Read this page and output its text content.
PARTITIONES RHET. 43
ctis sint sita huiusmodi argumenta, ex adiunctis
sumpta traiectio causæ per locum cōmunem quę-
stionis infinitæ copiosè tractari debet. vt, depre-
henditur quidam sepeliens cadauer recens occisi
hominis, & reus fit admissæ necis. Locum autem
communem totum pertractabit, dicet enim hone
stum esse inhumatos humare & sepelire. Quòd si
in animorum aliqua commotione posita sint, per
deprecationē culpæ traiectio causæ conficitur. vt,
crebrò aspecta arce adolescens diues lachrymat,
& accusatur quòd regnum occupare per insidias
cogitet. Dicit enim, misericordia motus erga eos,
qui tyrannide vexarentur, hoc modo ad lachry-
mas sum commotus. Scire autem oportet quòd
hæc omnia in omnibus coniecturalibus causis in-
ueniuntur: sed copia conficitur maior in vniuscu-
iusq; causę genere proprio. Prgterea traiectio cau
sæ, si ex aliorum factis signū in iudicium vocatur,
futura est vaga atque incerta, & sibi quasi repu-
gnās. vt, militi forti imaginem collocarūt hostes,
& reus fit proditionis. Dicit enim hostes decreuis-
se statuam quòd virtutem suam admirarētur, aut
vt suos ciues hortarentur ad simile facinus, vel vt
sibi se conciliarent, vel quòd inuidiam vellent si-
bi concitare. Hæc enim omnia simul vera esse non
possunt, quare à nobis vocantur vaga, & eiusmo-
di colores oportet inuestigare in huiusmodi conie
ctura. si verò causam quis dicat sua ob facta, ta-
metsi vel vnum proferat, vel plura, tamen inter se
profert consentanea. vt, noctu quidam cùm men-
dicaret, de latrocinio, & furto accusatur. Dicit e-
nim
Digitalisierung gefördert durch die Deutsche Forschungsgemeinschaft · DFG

▶ Set exercise
Print all of the entries exactly as they appear.

▶ Response below
Read this page and output its text content.
PARTITIONES RHET. 43
ctis sint sita huiusmodi argumenta, ex adiunctis
sumpta traiectio causæ per locum cōmunem quę-
stionis infinitæ copiosè tractari debet. vt, depre-
henditur quidam sepeliens cadauer recens occisi
hominis, & reus fit admissæ necis. Locum autem
communem totum pertractabit, dicet enim hone
stum esse inhumatos humare & sepelire. Quòd si
in animorum aliqua commotione posita sint, per
deprecationē culpæ traiectio causæ conficitur. vt,
crebrò aspecta arce adolescens diues lachrymat,
& accusatur quòd regnum occupare per insidias
cogitet. Dicit enim, misericordia motus erga eos,
qui tyrannide vexarentur, hoc modo ad lachry-
mas sum commotus. Scire autem oportet quòd
hæc omnia in omnibus coniecturalibus causis in-
ueniuntur: sed copia conficitur maior in vniuscu-
iusq; causę genere proprio. Prgterea traiectio cau
sæ, si ex aliorum factis signū in iudicium vocatur,
futura est vaga atque incerta, & sibi quasi repu-
gnās. vt, militi forti imaginem collocarūt hostes,
& reus fit proditionis. Dicit enim hostes decreuis-
se statuam quòd virtutem suam admirarētur, aut
vt suos ciues hortarentur ad simile facinus, vel vt
sibi se conciliarent, vel quòd inuidiam vellent si-
bi concitare. Hæc enim omnia simul vera esse non
possunt, quare à nobis vocantur vaga, & eiusmo-
di colores oportet inuestigare in huiusmodi conie
ctura. si verò causam quis dicat sua ob facta, ta-
metsi vel vnum proferat, vel plura, tamen inter se
profert consentanea. vt, noctu quidam cùm men-
dicaret, de latrocinio, & furto accusatur. Dicit e-
nim
Digitalisierung gefördert durch die Deutsche Forschungsgemeinschaft · DFG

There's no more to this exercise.